SUPPLIED RECORDS:
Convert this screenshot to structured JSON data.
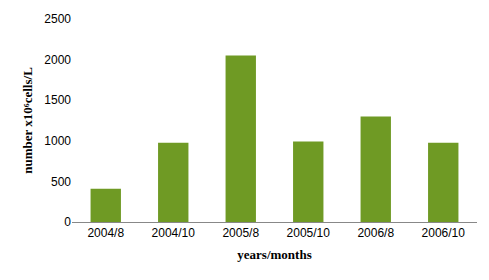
{
  "chart_data": {
    "type": "bar",
    "categories": [
      "2004/8",
      "2004/10",
      "2005/8",
      "2005/10",
      "2006/8",
      "2006/10"
    ],
    "values": [
      410,
      975,
      2050,
      990,
      1300,
      975
    ],
    "color": "#6f9a24",
    "x_label": "years/months",
    "y_label": "number x10⁶cells/L",
    "ylim": [
      0,
      2500
    ],
    "yticks": [
      0,
      500,
      1000,
      1500,
      2000,
      2500
    ],
    "grid": false
  }
}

WORK REQUIRED: Quote every record above exactly, omitting any pictures they contain.

COMPLETE OUTPUT:
Convert this screenshot to structured JSON data.
{
  "chart_data": {
    "type": "bar",
    "categories": [
      "2004/8",
      "2004/10",
      "2005/8",
      "2005/10",
      "2006/8",
      "2006/10"
    ],
    "values": [
      410,
      975,
      2050,
      990,
      1300,
      975
    ],
    "color": "#6f9a24",
    "x_label": "years/months",
    "y_label": "number x10⁶cells/L",
    "ylim": [
      0,
      2500
    ],
    "yticks": [
      0,
      500,
      1000,
      1500,
      2000,
      2500
    ],
    "grid": false
  }
}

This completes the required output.